§ **Job A**:
Answer these questions from the column on competition:
(i) Who does the column quote on what happens when people of the same trade meet?
(ii) According to the column, whose own activities are exempt from the new regime?
(iii) Which employer does the column describe as having a million-plus employees?

····················

It's all a conspiracy against the public, and I name the guilty men
CHRISTOPHER FILDES
Do as I say, not as I do. The government's White Paper on competition is a bad example in itself, for why should there only be one of it? 'People of the same trade,' as Adam Smith noted, 'seldom meet together, even for merriment, but the conversation ends with a conspiracy against the public or in some contrivance to raise prices' — so now we are promised a ferocious new regime, backed up by prison sentences, and capable of bypassing the courts and the established rules of evidence. It sounds unpleasantly like a nark's charter to me, and the state's own activities, as usual, are exempt. No one does more to stifle competition than an officious and official regulator. Laying down detailed rules and happy to swat those who break them, he encourages his charges to play things by the book — the same book, that is. Why be different, why innovate, why invest, why compete? Better still, why not take example from the public sector, where competition is supposed to be excluded? Somewhere in the National Health Service's million-plus employees there must be a nark who could indict its managers for denying choice to their customers. The new regime will penalise those who condone or encourage cartels, so that should get ministers, too. Put them inside or make them do as they say.

····················

§ **Job B**:
Copy everything in the source data rows from the line containing "x-tick-label: H30.5: [539, 600, 550, 627]" down to the line containing "x-tick-label: R4.9: [827, 600, 838, 622]", keeping both of those lines.

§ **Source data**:

····················

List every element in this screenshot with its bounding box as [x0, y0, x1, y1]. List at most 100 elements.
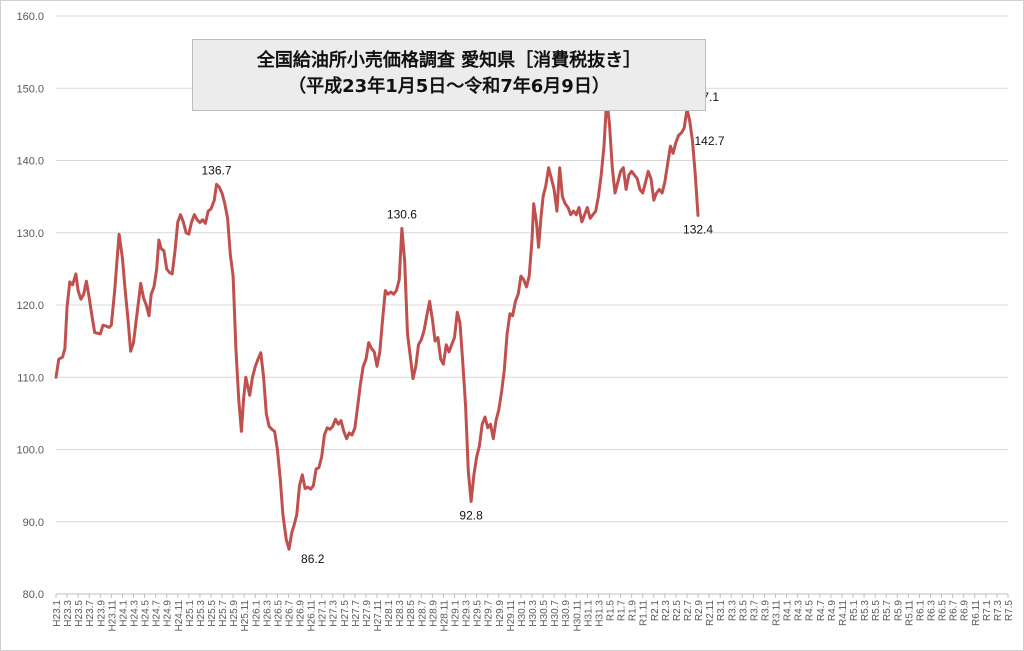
x-tick-label: H30.5: [539, 600, 550, 627]
x-tick-label: H26.7: [284, 600, 295, 627]
chart-title: 全国給油所小売価格調査 愛知県［消費税抜き］: [256, 50, 642, 71]
x-tick-label: R6.3: [927, 600, 938, 622]
x-tick-label: R6.7: [949, 600, 960, 622]
x-tick-label: H27.9: [362, 600, 373, 627]
x-tick-label: R6.9: [960, 600, 971, 622]
y-tick-label: 140.0: [16, 156, 44, 168]
chart-subtitle: （平成23年1月5日～令和7年6月9日）: [288, 76, 610, 97]
x-tick-label: H25.11: [240, 600, 251, 632]
x-tick-label: H28.5: [406, 600, 417, 627]
y-tick-label: 150.0: [16, 83, 44, 95]
x-tick-label: H23.3: [63, 600, 74, 627]
chart-title-box: 全国給油所小売価格調査 愛知県［消費税抜き］ （平成23年1月5日～令和7年6月…: [192, 39, 706, 111]
data-label: 130.6: [387, 207, 417, 221]
x-tick-label: H24.5: [141, 600, 152, 627]
x-tick-label: R1.5: [605, 600, 616, 622]
x-tick-label: H28.3: [395, 600, 406, 627]
y-tick-label: 160.0: [16, 11, 44, 23]
x-tick-label: R6.11: [971, 600, 982, 626]
x-tick-label: R2.7: [683, 600, 694, 622]
x-tick-label: R4.5: [805, 600, 816, 622]
x-tick-label: H26.5: [273, 600, 284, 627]
x-tick-label: R2.9: [694, 600, 705, 622]
x-tick-label: H24.7: [152, 600, 163, 627]
price-series-line: [54, 97, 700, 551]
x-tick-label: H28.11: [439, 600, 450, 632]
x-tick-label: H28.1: [384, 600, 395, 627]
x-tick-label: H29.9: [495, 600, 506, 627]
x-tick-label: R7.3: [993, 600, 1004, 622]
data-label: 142.7: [695, 134, 725, 148]
data-label: 132.4: [683, 222, 713, 236]
x-tick-label: R1.7: [617, 600, 628, 622]
x-tick-label: H31.3: [594, 600, 605, 627]
x-tick-label: R7.1: [982, 600, 993, 622]
x-tick-label: H25.3: [196, 600, 207, 627]
x-tick-label: H26.1: [251, 600, 262, 627]
x-tick-label: R5.1: [849, 600, 860, 622]
x-tick-label: R4.9: [827, 600, 838, 622]
x-tick-label: R5.11: [904, 600, 915, 626]
x-tick-label: H27.5: [340, 600, 351, 627]
x-tick-label: H29.1: [451, 600, 462, 627]
x-tick-label: H30.9: [561, 600, 572, 627]
x-tick-label: R3.5: [738, 600, 749, 622]
x-tick-label: R6.5: [938, 600, 949, 622]
x-tick-label: H25.9: [229, 600, 240, 627]
x-tick-label: H26.9: [296, 600, 307, 627]
x-tick-label: R4.7: [816, 600, 827, 622]
x-tick-label: H25.5: [207, 600, 218, 627]
x-tick-label: R3.1: [716, 600, 727, 622]
x-axis-ticks: H23.1 H23.3 H23.5 H23.7 H23.9 H23.11 H24.1 H24.…: [52, 594, 1015, 632]
x-tick-label: R2.5: [672, 600, 683, 622]
x-tick-label: R1.9: [628, 600, 639, 622]
x-tick-label: H23.1: [52, 600, 63, 627]
x-tick-label: H25.7: [218, 600, 229, 627]
x-tick-label: R7.5: [1004, 600, 1015, 622]
x-tick-label: H30.7: [550, 600, 561, 627]
x-tick-label: R3.7: [749, 600, 760, 622]
y-tick-label: 120.0: [16, 300, 44, 312]
x-tick-label: H30.1: [517, 600, 528, 627]
x-tick-label: H26.11: [307, 600, 318, 632]
x-tick-label: H29.11: [506, 600, 517, 632]
x-tick-label: H28.9: [428, 600, 439, 627]
x-tick-label: R4.1: [783, 600, 794, 622]
x-tick-label: H28.7: [417, 600, 428, 627]
x-tick-label: R2.3: [661, 600, 672, 622]
x-tick-label: H27.11: [373, 600, 384, 632]
x-tick-label: R6.1: [915, 600, 926, 622]
x-tick-label: H30.11: [572, 600, 583, 632]
data-label: 136.7: [201, 163, 231, 177]
x-tick-label: R5.7: [882, 600, 893, 622]
x-tick-label: R3.11: [772, 600, 783, 626]
x-tick-label: H26.3: [262, 600, 273, 627]
x-tick-label: H29.5: [473, 600, 484, 627]
x-tick-label: R3.9: [760, 600, 771, 622]
x-tick-label: H23.7: [85, 600, 96, 627]
y-tick-label: 110.0: [17, 372, 44, 384]
y-tick-label: 100.0: [16, 445, 44, 457]
x-tick-label: R5.9: [893, 600, 904, 622]
y-axis-ticks: 80.0 90.0 100.0 110.0 120.0 130.0 140.0 150.0 16…: [16, 11, 44, 601]
x-tick-label: H23.11: [107, 600, 118, 632]
x-tick-label: R5.5: [871, 600, 882, 622]
x-tick-label: R5.3: [860, 600, 871, 622]
x-tick-label: H30.3: [528, 600, 539, 627]
x-tick-label: H31.1: [583, 600, 594, 627]
x-tick-label: R4.3: [794, 600, 805, 622]
x-tick-label: H23.9: [96, 600, 107, 627]
x-tick-label: H23.5: [74, 600, 85, 627]
x-tick-label: H27.1: [318, 600, 329, 627]
x-tick-label: H24.1: [118, 600, 129, 627]
x-tick-label: H24.11: [174, 600, 185, 632]
x-tick-label: H29.3: [462, 600, 473, 627]
x-tick-label: R4.11: [838, 600, 849, 626]
x-tick-label: H27.7: [351, 600, 362, 627]
x-tick-label: H24.3: [129, 600, 140, 627]
x-tick-label: R2.11: [705, 600, 716, 626]
x-tick-label: H29.7: [484, 600, 495, 627]
x-tick-label: R2.1: [650, 600, 661, 622]
x-tick-label: H27.3: [329, 600, 340, 627]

····················

§ **Output A**:
(i) Adam Smith
(ii) The state's
(iii) The National Health Service

§ **Output B**:
x-tick-label: H30.5: [539, 600, 550, 627]
x-tick-label: H26.7: [284, 600, 295, 627]
chart-title: 全国給油所小売価格調査 愛知県［消費税抜き］: [256, 50, 642, 71]
x-tick-label: R6.3: [927, 600, 938, 622]
x-tick-label: R6.7: [949, 600, 960, 622]
x-tick-label: H27.9: [362, 600, 373, 627]
x-tick-label: R6.9: [960, 600, 971, 622]
y-tick-label: 140.0: [16, 156, 44, 168]
chart-subtitle: （平成23年1月5日～令和7年6月9日）: [288, 76, 610, 97]
x-tick-label: H25.11: [240, 600, 251, 632]
x-tick-label: H28.5: [406, 600, 417, 627]
y-tick-label: 150.0: [16, 83, 44, 95]
x-tick-label: H23.3: [63, 600, 74, 627]
chart-title-box: 全国給油所小売価格調査 愛知県［消費税抜き］ （平成23年1月5日～令和7年6月…: [192, 39, 706, 111]
data-label: 130.6: [387, 207, 417, 221]
x-tick-label: H24.5: [141, 600, 152, 627]
x-tick-label: R1.5: [605, 600, 616, 622]
x-tick-label: H28.3: [395, 600, 406, 627]
y-tick-label: 160.0: [16, 11, 44, 23]
x-tick-label: R6.11: [971, 600, 982, 626]
x-tick-label: R2.7: [683, 600, 694, 622]
x-tick-label: R4.5: [805, 600, 816, 622]
x-tick-label: H26.5: [273, 600, 284, 627]
x-tick-label: R2.9: [694, 600, 705, 622]
x-tick-label: H24.7: [152, 600, 163, 627]
price-series-line: [54, 97, 700, 551]
x-tick-label: H28.11: [439, 600, 450, 632]
x-tick-label: H28.1: [384, 600, 395, 627]
x-tick-label: H29.9: [495, 600, 506, 627]
x-tick-label: R7.3: [993, 600, 1004, 622]
data-label: 142.7: [695, 134, 725, 148]
data-label: 132.4: [683, 222, 713, 236]
x-tick-label: R1.7: [617, 600, 628, 622]
x-tick-label: H31.3: [594, 600, 605, 627]
x-tick-label: R7.1: [982, 600, 993, 622]
x-tick-label: H25.3: [196, 600, 207, 627]
x-tick-label: H26.1: [251, 600, 262, 627]
x-tick-label: R5.1: [849, 600, 860, 622]
x-tick-label: R4.9: [827, 600, 838, 622]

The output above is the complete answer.